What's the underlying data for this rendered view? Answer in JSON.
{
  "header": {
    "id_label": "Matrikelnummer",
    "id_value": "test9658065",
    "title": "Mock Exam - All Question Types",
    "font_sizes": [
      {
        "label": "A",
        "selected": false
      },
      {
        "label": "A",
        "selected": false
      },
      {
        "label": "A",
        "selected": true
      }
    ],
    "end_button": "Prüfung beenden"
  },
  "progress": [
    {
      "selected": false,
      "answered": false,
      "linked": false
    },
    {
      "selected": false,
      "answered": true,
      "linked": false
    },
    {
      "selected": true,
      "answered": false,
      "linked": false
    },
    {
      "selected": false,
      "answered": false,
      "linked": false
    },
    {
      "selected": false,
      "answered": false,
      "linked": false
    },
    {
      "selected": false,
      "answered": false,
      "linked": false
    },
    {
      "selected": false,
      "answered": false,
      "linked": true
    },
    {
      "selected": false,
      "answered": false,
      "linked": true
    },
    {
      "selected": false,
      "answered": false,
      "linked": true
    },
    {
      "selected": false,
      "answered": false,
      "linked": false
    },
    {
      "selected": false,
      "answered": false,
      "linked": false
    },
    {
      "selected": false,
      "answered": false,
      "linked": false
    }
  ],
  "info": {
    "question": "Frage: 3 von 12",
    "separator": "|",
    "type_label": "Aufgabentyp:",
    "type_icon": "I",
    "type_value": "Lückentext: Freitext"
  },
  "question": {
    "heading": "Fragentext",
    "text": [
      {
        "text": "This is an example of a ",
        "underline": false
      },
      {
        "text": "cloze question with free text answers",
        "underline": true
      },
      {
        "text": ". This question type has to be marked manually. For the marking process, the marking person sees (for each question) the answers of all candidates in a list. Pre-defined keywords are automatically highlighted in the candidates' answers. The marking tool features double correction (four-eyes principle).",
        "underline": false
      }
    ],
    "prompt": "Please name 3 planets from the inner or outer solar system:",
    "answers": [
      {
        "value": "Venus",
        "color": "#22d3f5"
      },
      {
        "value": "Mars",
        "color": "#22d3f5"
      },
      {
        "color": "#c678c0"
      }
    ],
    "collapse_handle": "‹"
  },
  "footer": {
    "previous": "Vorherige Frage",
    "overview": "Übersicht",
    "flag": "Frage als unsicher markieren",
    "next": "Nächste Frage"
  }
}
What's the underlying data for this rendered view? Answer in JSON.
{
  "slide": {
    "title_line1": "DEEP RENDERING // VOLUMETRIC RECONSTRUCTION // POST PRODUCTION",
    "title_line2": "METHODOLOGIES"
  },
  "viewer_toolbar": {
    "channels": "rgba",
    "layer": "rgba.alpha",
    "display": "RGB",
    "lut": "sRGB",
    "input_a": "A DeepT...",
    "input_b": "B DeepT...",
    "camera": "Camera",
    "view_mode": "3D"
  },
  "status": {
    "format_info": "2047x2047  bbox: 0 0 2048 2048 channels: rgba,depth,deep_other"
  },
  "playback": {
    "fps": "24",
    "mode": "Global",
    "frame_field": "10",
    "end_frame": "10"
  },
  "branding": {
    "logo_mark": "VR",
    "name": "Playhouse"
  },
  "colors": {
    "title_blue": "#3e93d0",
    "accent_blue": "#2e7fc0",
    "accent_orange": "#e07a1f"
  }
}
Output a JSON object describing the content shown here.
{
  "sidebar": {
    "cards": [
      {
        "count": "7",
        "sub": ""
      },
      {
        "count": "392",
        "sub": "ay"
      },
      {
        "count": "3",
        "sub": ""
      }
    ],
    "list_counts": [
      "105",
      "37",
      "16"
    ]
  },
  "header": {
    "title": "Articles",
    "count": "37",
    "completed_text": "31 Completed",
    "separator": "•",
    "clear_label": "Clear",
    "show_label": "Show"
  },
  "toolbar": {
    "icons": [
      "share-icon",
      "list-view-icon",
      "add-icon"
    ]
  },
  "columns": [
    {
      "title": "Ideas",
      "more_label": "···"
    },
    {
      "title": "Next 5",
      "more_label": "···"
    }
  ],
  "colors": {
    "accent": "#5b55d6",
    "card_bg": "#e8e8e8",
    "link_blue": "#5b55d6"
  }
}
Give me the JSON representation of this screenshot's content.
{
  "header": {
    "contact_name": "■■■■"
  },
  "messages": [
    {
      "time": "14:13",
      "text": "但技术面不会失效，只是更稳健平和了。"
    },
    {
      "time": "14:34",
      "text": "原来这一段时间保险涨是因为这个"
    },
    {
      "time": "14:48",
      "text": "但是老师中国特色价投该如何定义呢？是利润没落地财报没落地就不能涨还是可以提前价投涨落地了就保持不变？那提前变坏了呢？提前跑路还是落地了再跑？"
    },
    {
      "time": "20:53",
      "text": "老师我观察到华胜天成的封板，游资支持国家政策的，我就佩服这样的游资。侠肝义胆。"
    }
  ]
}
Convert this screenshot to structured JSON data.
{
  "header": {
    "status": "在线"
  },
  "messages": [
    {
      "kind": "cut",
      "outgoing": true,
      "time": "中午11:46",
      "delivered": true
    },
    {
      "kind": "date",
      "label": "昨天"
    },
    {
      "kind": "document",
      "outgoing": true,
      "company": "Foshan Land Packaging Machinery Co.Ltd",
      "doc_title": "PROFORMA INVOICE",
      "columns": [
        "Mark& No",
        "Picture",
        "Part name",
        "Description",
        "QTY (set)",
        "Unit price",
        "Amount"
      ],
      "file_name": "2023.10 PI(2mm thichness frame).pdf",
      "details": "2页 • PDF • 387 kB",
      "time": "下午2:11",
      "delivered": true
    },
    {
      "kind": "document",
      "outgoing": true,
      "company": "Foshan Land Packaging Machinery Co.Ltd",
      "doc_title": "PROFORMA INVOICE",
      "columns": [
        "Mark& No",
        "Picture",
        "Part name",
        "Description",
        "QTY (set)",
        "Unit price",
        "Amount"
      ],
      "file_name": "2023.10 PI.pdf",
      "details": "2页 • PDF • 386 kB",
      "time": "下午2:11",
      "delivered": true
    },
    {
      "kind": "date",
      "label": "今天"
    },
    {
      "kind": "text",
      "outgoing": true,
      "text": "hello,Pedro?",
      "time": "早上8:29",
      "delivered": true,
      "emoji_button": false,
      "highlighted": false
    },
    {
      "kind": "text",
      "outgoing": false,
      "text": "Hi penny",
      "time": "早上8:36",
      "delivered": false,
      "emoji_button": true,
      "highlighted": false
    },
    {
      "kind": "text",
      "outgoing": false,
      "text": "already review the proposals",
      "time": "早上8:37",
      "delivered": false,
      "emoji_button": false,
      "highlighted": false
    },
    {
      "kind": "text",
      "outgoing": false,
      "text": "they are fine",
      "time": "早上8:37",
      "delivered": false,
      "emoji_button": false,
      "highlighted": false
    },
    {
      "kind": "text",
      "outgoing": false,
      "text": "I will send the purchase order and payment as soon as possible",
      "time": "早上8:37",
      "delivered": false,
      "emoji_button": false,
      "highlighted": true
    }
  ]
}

_Your instructions_:
Please quote the data above in full, with no line missing.

_Solution for this exercise_:
What's the underlying data for this rendered view? Answer in JSON.
{
  "header": {
    "id_label": "Matrikelnummer",
    "id_value": "test9658065",
    "title": "Mock Exam - All Question Types",
    "font_sizes": [
      {
        "label": "A",
        "selected": false
      },
      {
        "label": "A",
        "selected": false
      },
      {
        "label": "A",
        "selected": true
      }
    ],
    "end_button": "Prüfung beenden"
  },
  "progress": [
    {
      "selected": false,
      "answered": false,
      "linked": false
    },
    {
      "selected": false,
      "answered": true,
      "linked": false
    },
    {
      "selected": true,
      "answered": false,
      "linked": false
    },
    {
      "selected": false,
      "answered": false,
      "linked": false
    },
    {
      "selected": false,
      "answered": false,
      "linked": false
    },
    {
      "selected": false,
      "answered": false,
      "linked": false
    },
    {
      "selected": false,
      "answered": false,
      "linked": true
    },
    {
      "selected": false,
      "answered": false,
      "linked": true
    },
    {
      "selected": false,
      "answered": false,
      "linked": true
    },
    {
      "selected": false,
      "answered": false,
      "linked": false
    },
    {
      "selected": false,
      "answered": false,
      "linked": false
    },
    {
      "selected": false,
      "answered": false,
      "linked": false
    }
  ],
  "info": {
    "question": "Frage: 3 von 12",
    "separator": "|",
    "type_label": "Aufgabentyp:",
    "type_icon": "I",
    "type_value": "Lückentext: Freitext"
  },
  "question": {
    "heading": "Fragentext",
    "text": [
      {
        "text": "This is an example of a ",
        "underline": false
      },
      {
        "text": "cloze question with free text answers",
        "underline": true
      },
      {
        "text": ". This question type has to be marked manually. For the marking process, the marking person sees (for each question) the answers of all candidates in a list. Pre-defined keywords are automatically highlighted in the candidates' answers. The marking tool features double correction (four-eyes principle).",
        "underline": false
      }
    ],
    "prompt": "Please name 3 planets from the inner or outer solar system:",
    "answers": [
      {
        "value": "Venus",
        "color": "#22d3f5"
      },
      {
        "value": "Mars",
        "color": "#22d3f5"
      },
      {
        "color": "#c678c0"
      }
    ],
    "collapse_handle": "‹"
  },
  "footer": {
    "previous": "Vorherige Frage",
    "overview": "Übersicht",
    "flag": "Frage als unsicher markieren",
    "next": "Nächste Frage"
  }
}
What's the underlying data for this rendered view? Answer in JSON.
{
  "slide": {
    "title_line1": "DEEP RENDERING // VOLUMETRIC RECONSTRUCTION // POST PRODUCTION",
    "title_line2": "METHODOLOGIES"
  },
  "viewer_toolbar": {
    "channels": "rgba",
    "layer": "rgba.alpha",
    "display": "RGB",
    "lut": "sRGB",
    "input_a": "A DeepT...",
    "input_b": "B DeepT...",
    "camera": "Camera",
    "view_mode": "3D"
  },
  "status": {
    "format_info": "2047x2047  bbox: 0 0 2048 2048 channels: rgba,depth,deep_other"
  },
  "playback": {
    "fps": "24",
    "mode": "Global",
    "frame_field": "10",
    "end_frame": "10"
  },
  "branding": {
    "logo_mark": "VR",
    "name": "Playhouse"
  },
  "colors": {
    "title_blue": "#3e93d0",
    "accent_blue": "#2e7fc0",
    "accent_orange": "#e07a1f"
  }
}
Output a JSON object describing the content shown here.
{
  "sidebar": {
    "cards": [
      {
        "count": "7",
        "sub": ""
      },
      {
        "count": "392",
        "sub": "ay"
      },
      {
        "count": "3",
        "sub": ""
      }
    ],
    "list_counts": [
      "105",
      "37",
      "16"
    ]
  },
  "header": {
    "title": "Articles",
    "count": "37",
    "completed_text": "31 Completed",
    "separator": "•",
    "clear_label": "Clear",
    "show_label": "Show"
  },
  "toolbar": {
    "icons": [
      "share-icon",
      "list-view-icon",
      "add-icon"
    ]
  },
  "columns": [
    {
      "title": "Ideas",
      "more_label": "···"
    },
    {
      "title": "Next 5",
      "more_label": "···"
    }
  ],
  "colors": {
    "accent": "#5b55d6",
    "card_bg": "#e8e8e8",
    "link_blue": "#5b55d6"
  }
}
Give me the JSON representation of this screenshot's content.
{
  "header": {
    "contact_name": "■■■■"
  },
  "messages": [
    {
      "time": "14:13",
      "text": "但技术面不会失效，只是更稳健平和了。"
    },
    {
      "time": "14:34",
      "text": "原来这一段时间保险涨是因为这个"
    },
    {
      "time": "14:48",
      "text": "但是老师中国特色价投该如何定义呢？是利润没落地财报没落地就不能涨还是可以提前价投涨落地了就保持不变？那提前变坏了呢？提前跑路还是落地了再跑？"
    },
    {
      "time": "20:53",
      "text": "老师我观察到华胜天成的封板，游资支持国家政策的，我就佩服这样的游资。侠肝义胆。"
    }
  ]
}
Convert this screenshot to structured JSON data.
{
  "header": {
    "status": "在线"
  },
  "messages": [
    {
      "kind": "cut",
      "outgoing": true,
      "time": "中午11:46",
      "delivered": true
    },
    {
      "kind": "date",
      "label": "昨天"
    },
    {
      "kind": "document",
      "outgoing": true,
      "company": "Foshan Land Packaging Machinery Co.Ltd",
      "doc_title": "PROFORMA INVOICE",
      "columns": [
        "Mark& No",
        "Picture",
        "Part name",
        "Description",
        "QTY (set)",
        "Unit price",
        "Amount"
      ],
      "file_name": "2023.10 PI(2mm thichness frame).pdf",
      "details": "2页 • PDF • 387 kB",
      "time": "下午2:11",
      "delivered": true
    },
    {
      "kind": "document",
      "outgoing": true,
      "company": "Foshan Land Packaging Machinery Co.Ltd",
      "doc_title": "PROFORMA INVOICE",
      "columns": [
        "Mark& No",
        "Picture",
        "Part name",
        "Description",
        "QTY (set)",
        "Unit price",
        "Amount"
      ],
      "file_name": "2023.10 PI.pdf",
      "details": "2页 • PDF • 386 kB",
      "time": "下午2:11",
      "delivered": true
    },
    {
      "kind": "date",
      "label": "今天"
    },
    {
      "kind": "text",
      "outgoing": true,
      "text": "hello,Pedro?",
      "time": "早上8:29",
      "delivered": true,
      "emoji_button": false,
      "highlighted": false
    },
    {
      "kind": "text",
      "outgoing": false,
      "text": "Hi penny",
      "time": "早上8:36",
      "delivered": false,
      "emoji_button": true,
      "highlighted": false
    },
    {
      "kind": "text",
      "outgoing": false,
      "text": "already review the proposals",
      "time": "早上8:37",
      "delivered": false,
      "emoji_button": false,
      "highlighted": false
    },
    {
      "kind": "text",
      "outgoing": false,
      "text": "they are fine",
      "time": "早上8:37",
      "delivered": false,
      "emoji_button": false,
      "highlighted": false
    },
    {
      "kind": "text",
      "outgoing": false,
      "text": "I will send the purchase order and payment as soon as possible",
      "time": "早上8:37",
      "delivered": false,
      "emoji_button": false,
      "highlighted": true
    }
  ]
}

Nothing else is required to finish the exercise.